• STORED ROWS:
::::::::

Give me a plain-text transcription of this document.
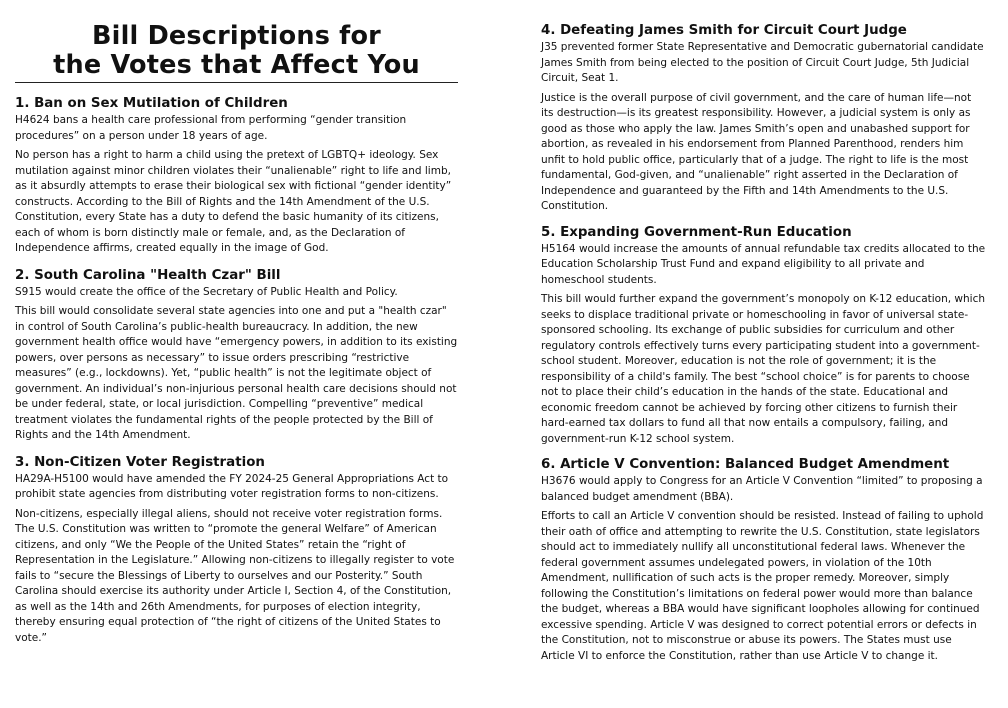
Bill Descriptions for
the Votes that Affect You
1. Ban on Sex Mutilation of Children

H4624 bans a health care professional from performing “gender transition procedures” on a person under 18 years of age.

No person has a right to harm a child using the pretext of LGBTQ+ ideology. Sex mutilation against minor children violates their “unalienable” right to life and limb, as it absurdly attempts to erase their biological sex with fictional “gender identity” constructs. According to the Bill of Rights and the 14th Amendment of the U.S. Constitution, every State has a duty to defend the basic humanity of its citizens, each of whom is born distinctly male or female, and, as the Declaration of Independence affirms, created equally in the image of God.

2. South Carolina "Health Czar" Bill

S915 would create the office of the Secretary of Public Health and Policy.

This bill would consolidate several state agencies into one and put a "health czar" in control of South Carolina’s public-health bureaucracy. In addition, the new government health office would have “emergency powers, in addition to its existing powers, over persons as necessary” to issue orders prescribing “restrictive measures” (e.g., lockdowns). Yet, “public health” is not the legitimate object of government. An individual’s non-injurious personal health care decisions should not be under federal, state, or local jurisdiction. Compelling “preventive” medical treatment violates the fundamental rights of the people protected by the Bill of Rights and the 14th Amendment.

3. Non-Citizen Voter Registration

HA29A-H5100 would have amended the FY 2024-25 General Appropriations Act to prohibit state agencies from distributing voter registration forms to non-citizens.

Non-citizens, especially illegal aliens, should not receive voter registration forms. The U.S. Constitution was written to “promote the general Welfare” of American citizens, and only “We the People of the United States” retain the “right of Representation in the Legislature.” Allowing non-citizens to illegally register to vote fails to “secure the Blessings of Liberty to ourselves and our Posterity.” South Carolina should exercise its authority under Article I, Section 4, of the Constitution, as well as the 14th and 26th Amendments, for purposes of election integrity, thereby ensuring equal protection of “the right of citizens of the United States to vote.”

4. Defeating James Smith for Circuit Court Judge

J35 prevented former State Representative and Democratic gubernatorial candidate James Smith from being elected to the position of Circuit Court Judge, 5th Judicial Circuit, Seat 1.

Justice is the overall purpose of civil government, and the care of human life—not its destruction—is its greatest responsibility. However, a judicial system is only as good as those who apply the law. James Smith’s open and unabashed support for abortion, as revealed in his endorsement from Planned Parenthood, renders him unfit to hold public office, particularly that of a judge. The right to life is the most fundamental, God-given, and “unalienable” right asserted in the Declaration of Independence and guaranteed by the Fifth and 14th Amendments to the U.S. Constitution.

5. Expanding Government-Run Education

H5164 would increase the amounts of annual refundable tax credits allocated to the Education Scholarship Trust Fund and expand eligibility to all private and homeschool students.

This bill would further expand the government’s monopoly on K-12 education, which seeks to displace traditional private or homeschooling in favor of universal state-sponsored schooling. Its exchange of public subsidies for curriculum and other regulatory controls effectively turns every participating student into a government-school student. Moreover, education is not the role of government; it is the responsibility of a child's family. The best “school choice” is for parents to choose not to place their child’s education in the hands of the state. Educational and economic freedom cannot be achieved by forcing other citizens to furnish their hard-earned tax dollars to fund all that now entails a compulsory, failing, and government-run K-12 school system.

6. Article V Convention: Balanced Budget Amendment

H3676 would apply to Congress for an Article V Convention “limited” to proposing a balanced budget amendment (BBA).

Efforts to call an Article V convention should be resisted. Instead of failing to uphold their oath of office and attempting to rewrite the U.S. Constitution, state legislators should act to immediately nullify all unconstitutional federal laws. Whenever the federal government assumes undelegated powers, in violation of the 10th Amendment, nullification of such acts is the proper remedy. Moreover, simply following the Constitution’s limitations on federal power would more than balance the budget, whereas a BBA would have significant loopholes allowing for continued excessive spending. Article V was designed to correct potential errors or defects in the Constitution, not to misconstrue or abuse its powers. The States must use Article VI to enforce the Constitution, rather than use Article V to change it.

::::::::

• INSTRUCTIONS FOR THE TASK: What number of lines in the records contain the word "Moreover"? Answer with that number alone.

• RESULT FOR THIS EXERCISE: 2